§ TEXT FOR ANALYSIS:
2) To update the committee on plans to implement Critical Congenital Heart Defect (CCHD) screening in Colorado.  There is national debate about whether pulse oximetry monitoring for CCHD should be a standard of care screening performed within the hospital or a state-mandated newborn screening.  Colorado is moving toward implementation of mandatory CCHD screening; however, they are concerned about how altitude can affect the cut-offs for what is considered a normal or abnormal screening.  There are several Colorado hospitals that are beginning pulse oximetry screening on their own as a standard of care in their newborn nurseries this summer and the hope is that soon all hospitals in the metro area will be doing it (and the metro area is where the majority of the births in the state occur).  With all the data from these hospitals in the coming months, the researchers and the advisory committee are confident that they will be able to make an informed decision about where cut-offs should be established and move forward with officially adding CCHD screening to the state's newborn screening panel.  Once it is included on the newborn screening panel, the Department of Public Health can begin a tracking and follow-up program to monitor this population and the CCHD screenings taking place statewide, which is important for Quality Assurance and Quality Control measures.

3) To discuss a recently published journal article on Congenital Adrenal Hyperplasia (CAH) that was authored by several committee members.  Colorado is one of only nine states that perform a mandatory second newborn screening.  The first screening typically takes place in the hospital, while the second one typically takes place during a baby's first visit to the pediatrician at approximately 1-2 weeks of age.  This study showed that nearly 30% of CAH cases were picked up on the SECOND newborn screening, meaning they were missed during the initial screening.  This is a particularly important finding for boys with CAH (the gender most often missed) because babies born with CAH need to be detected early and put on medication to prevent salt-wasting which can lead to dehydration and even death.

Although the meeting was quite technical, it was also very reassuring for me as a parent.  For Pompe, I was comforted to know that the committee is not rushing to implement screening in a manner that isn't mindful of additional screenings that could be added in the future.  They are sizing the program for maximum benefit to babies born today AND in the future, while also being mindful of the taxpayers and maximizing what they can do with their limited funds.  The fact that individuals with Pompe will soon have the benefit of early screening is also very exciting.  The current status quo of living for a decade with this condition, but not being able to get a diagnosis sounds incredibly frustrating.

§ DATASET EXCERPTS:
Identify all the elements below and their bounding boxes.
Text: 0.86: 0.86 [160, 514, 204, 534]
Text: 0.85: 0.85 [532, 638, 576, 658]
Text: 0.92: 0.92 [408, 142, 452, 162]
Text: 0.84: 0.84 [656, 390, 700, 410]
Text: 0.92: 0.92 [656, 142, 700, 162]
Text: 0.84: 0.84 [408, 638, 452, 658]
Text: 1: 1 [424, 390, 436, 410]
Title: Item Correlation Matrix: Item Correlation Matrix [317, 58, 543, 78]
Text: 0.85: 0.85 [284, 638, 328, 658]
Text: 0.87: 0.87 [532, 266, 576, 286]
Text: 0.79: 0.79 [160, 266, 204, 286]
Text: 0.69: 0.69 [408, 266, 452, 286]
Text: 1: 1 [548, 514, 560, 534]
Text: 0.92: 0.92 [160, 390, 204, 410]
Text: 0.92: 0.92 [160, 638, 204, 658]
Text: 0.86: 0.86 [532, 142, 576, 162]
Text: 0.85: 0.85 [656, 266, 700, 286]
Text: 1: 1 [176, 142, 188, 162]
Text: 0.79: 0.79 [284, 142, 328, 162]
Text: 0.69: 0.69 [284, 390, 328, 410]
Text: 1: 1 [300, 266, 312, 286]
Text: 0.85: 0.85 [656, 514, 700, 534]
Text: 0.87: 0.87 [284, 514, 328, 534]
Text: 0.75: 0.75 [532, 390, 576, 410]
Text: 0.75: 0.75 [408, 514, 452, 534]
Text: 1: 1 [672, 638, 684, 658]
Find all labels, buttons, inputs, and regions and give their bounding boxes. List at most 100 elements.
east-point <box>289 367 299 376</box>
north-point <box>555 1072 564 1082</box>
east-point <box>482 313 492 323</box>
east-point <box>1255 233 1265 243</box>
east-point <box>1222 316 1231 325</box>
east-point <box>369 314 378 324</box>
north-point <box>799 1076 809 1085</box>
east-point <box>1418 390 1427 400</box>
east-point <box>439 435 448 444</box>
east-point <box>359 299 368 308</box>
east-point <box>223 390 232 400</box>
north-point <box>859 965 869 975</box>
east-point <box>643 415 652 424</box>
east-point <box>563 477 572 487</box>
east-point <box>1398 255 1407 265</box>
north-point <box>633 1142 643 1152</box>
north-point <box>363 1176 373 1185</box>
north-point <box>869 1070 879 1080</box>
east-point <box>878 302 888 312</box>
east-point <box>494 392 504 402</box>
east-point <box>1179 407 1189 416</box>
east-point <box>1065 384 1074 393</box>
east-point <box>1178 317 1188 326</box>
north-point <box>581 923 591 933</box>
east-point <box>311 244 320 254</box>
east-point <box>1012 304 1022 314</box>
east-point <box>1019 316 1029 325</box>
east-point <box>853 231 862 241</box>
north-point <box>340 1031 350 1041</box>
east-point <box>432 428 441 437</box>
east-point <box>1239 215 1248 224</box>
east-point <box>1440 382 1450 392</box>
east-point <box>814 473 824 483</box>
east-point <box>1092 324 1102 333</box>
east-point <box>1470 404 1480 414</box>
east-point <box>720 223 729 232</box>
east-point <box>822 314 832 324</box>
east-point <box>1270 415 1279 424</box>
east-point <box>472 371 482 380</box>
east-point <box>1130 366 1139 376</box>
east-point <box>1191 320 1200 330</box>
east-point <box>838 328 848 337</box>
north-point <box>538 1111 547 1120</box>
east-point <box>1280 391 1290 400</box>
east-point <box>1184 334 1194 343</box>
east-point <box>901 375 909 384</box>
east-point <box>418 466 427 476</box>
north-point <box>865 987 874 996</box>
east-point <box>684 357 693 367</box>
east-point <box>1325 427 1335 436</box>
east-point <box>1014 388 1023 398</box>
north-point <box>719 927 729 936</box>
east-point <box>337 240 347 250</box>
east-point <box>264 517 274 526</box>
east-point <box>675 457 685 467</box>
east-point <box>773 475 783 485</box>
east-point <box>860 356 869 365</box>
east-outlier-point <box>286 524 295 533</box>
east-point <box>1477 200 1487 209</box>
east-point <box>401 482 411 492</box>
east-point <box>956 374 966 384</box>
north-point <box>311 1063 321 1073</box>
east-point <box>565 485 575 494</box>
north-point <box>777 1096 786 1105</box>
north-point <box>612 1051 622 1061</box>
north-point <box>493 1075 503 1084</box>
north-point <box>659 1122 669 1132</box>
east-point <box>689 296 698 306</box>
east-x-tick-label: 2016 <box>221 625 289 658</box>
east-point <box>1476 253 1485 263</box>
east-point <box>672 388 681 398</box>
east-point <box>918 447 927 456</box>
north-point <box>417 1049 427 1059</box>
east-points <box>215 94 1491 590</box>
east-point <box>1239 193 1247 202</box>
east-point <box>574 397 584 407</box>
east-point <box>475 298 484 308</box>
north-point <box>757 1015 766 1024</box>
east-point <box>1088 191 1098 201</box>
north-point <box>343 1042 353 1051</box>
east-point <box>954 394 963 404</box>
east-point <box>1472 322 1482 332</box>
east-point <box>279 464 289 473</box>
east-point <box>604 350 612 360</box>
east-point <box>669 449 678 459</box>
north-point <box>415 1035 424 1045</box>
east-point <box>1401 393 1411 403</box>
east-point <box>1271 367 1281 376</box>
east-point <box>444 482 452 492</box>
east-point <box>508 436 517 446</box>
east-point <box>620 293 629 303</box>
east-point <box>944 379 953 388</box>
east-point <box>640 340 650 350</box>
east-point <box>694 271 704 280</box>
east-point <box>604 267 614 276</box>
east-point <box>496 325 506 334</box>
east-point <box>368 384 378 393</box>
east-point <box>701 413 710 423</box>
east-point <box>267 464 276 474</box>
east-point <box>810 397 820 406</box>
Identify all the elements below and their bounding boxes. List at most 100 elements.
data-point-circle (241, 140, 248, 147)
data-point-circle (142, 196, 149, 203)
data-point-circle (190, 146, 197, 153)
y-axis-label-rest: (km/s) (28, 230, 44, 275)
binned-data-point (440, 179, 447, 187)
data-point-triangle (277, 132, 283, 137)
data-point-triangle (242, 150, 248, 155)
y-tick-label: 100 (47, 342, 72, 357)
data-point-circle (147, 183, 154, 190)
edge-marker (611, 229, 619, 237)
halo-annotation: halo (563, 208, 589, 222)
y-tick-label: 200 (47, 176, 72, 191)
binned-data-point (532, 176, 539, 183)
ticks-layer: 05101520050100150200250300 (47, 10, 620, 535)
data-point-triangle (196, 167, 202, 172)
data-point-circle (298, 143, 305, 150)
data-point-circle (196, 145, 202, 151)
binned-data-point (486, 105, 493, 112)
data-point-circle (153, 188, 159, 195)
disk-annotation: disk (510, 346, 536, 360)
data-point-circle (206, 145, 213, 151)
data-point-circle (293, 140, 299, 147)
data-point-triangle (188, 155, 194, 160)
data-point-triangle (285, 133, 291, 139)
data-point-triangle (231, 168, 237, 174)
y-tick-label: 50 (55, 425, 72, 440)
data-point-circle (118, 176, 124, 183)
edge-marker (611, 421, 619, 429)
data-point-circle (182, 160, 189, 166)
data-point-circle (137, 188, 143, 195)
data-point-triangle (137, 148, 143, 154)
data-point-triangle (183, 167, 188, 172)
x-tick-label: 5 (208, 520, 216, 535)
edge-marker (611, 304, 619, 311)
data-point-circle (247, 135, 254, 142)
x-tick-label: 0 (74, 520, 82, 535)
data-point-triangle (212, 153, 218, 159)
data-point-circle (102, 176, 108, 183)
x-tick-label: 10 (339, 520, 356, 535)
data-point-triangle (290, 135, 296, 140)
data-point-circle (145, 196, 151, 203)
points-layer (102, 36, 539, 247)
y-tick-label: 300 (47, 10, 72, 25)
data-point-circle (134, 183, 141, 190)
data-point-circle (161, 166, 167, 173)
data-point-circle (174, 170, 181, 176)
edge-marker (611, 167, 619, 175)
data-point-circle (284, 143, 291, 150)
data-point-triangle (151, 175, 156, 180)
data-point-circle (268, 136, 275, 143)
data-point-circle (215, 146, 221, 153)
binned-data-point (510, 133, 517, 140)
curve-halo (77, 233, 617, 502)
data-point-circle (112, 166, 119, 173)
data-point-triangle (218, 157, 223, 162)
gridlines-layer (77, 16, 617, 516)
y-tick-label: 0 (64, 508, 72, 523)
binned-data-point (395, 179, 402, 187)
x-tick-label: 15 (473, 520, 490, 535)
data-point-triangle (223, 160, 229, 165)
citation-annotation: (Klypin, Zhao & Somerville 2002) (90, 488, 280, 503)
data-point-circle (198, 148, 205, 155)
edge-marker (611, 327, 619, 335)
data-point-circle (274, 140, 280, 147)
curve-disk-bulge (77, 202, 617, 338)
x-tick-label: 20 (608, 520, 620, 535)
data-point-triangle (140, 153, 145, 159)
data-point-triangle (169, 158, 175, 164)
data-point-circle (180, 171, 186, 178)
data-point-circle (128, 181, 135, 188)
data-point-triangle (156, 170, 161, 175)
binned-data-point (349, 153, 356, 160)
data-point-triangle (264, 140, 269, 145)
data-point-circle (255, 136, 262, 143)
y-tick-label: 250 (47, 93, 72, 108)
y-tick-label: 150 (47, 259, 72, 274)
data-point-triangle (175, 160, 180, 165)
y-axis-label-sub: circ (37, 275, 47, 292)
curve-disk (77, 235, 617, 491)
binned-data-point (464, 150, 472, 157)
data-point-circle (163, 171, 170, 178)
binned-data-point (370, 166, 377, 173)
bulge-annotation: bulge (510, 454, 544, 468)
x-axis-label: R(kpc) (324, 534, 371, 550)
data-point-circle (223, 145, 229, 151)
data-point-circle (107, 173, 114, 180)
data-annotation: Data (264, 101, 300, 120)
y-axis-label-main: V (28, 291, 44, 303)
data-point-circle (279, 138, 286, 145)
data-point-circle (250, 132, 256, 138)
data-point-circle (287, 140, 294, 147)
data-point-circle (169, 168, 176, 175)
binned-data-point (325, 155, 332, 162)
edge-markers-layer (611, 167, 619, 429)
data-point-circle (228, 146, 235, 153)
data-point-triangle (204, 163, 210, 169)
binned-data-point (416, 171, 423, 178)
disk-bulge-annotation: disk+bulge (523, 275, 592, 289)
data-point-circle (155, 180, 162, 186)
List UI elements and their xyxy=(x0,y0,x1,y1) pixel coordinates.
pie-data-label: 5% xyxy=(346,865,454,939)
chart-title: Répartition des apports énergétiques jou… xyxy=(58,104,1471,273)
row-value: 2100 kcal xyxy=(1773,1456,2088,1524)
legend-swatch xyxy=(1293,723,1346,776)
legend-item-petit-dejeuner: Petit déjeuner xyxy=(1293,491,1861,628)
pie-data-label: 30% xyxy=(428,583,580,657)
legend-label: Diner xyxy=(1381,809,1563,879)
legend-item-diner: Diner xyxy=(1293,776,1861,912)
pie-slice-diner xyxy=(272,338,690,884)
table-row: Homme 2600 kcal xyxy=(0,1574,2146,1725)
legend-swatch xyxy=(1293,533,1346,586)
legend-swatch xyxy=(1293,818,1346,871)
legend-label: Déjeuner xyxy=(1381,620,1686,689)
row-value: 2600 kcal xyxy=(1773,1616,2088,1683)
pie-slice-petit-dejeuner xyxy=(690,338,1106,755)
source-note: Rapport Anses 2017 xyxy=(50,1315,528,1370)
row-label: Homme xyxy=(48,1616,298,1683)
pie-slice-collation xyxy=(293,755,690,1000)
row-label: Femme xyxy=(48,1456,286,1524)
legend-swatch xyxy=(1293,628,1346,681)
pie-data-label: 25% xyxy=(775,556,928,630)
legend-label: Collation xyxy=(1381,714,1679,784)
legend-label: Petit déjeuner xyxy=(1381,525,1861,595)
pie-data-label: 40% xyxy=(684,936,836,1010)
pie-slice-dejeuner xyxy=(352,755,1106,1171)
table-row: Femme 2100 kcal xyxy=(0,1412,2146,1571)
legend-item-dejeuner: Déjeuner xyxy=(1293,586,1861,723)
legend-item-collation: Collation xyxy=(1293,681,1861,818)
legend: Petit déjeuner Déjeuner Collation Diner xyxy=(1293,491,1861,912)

§ TASK 1:
In the newborn screening text, what share of CAH cases did the study find on the second newborn screening?
§ TASK 2:
Rewrite the newborn screening text starting with "3) To discuss" and going on through "and even death.", substituting "family doctor" for "pediatrician".
§ TASK 3:
Resume the text about the newborn screening meeting from its last sentence and keep writing it.

§ TASK RESULT 1:
Nearly 30% of CAH cases.

§ TASK RESULT 2:
3) To discuss a recently published journal article on Congenital Adrenal Hyperplasia (CAH) that was authored by several committee members.  Colorado is one of only nine states that perform a mandatory second newborn screening.  The first screening typically takes place in the hospital, while the second one typically takes place during a baby's first visit to the family doctor at approximately 1-2 weeks of age.  This study showed that nearly 30% of CAH cases were picked up on the SECOND newborn screening, meaning they were missed during the initial screening.  This is a particularly important finding for boys with CAH (the gender most often missed) because babies born with CAH need to be detected early and put on medication to prevent salt-wasting which can lead to dehydration and even death.

§ TASK RESULT 3:
For CCHD, I was pleased to hear that they are being careful to assign informed cut-offs so that they can minimize false-negatives and false-positives, both of which can be traumatic for families.  The cooperation and initiative taken by the hospitals is also a huge boost for CCHD screening here in the state.  Although many of these hospitals compete for a piece of the lucrative childbirth business (all the fancy birthing suites, TV commercials and various amenities for new moms), on this subject they will all be coming together to share pulse oximetry data and do what is best for ALL babies born in the state, not just the ones born at their hospital.  They know when to compete and when to cooperate.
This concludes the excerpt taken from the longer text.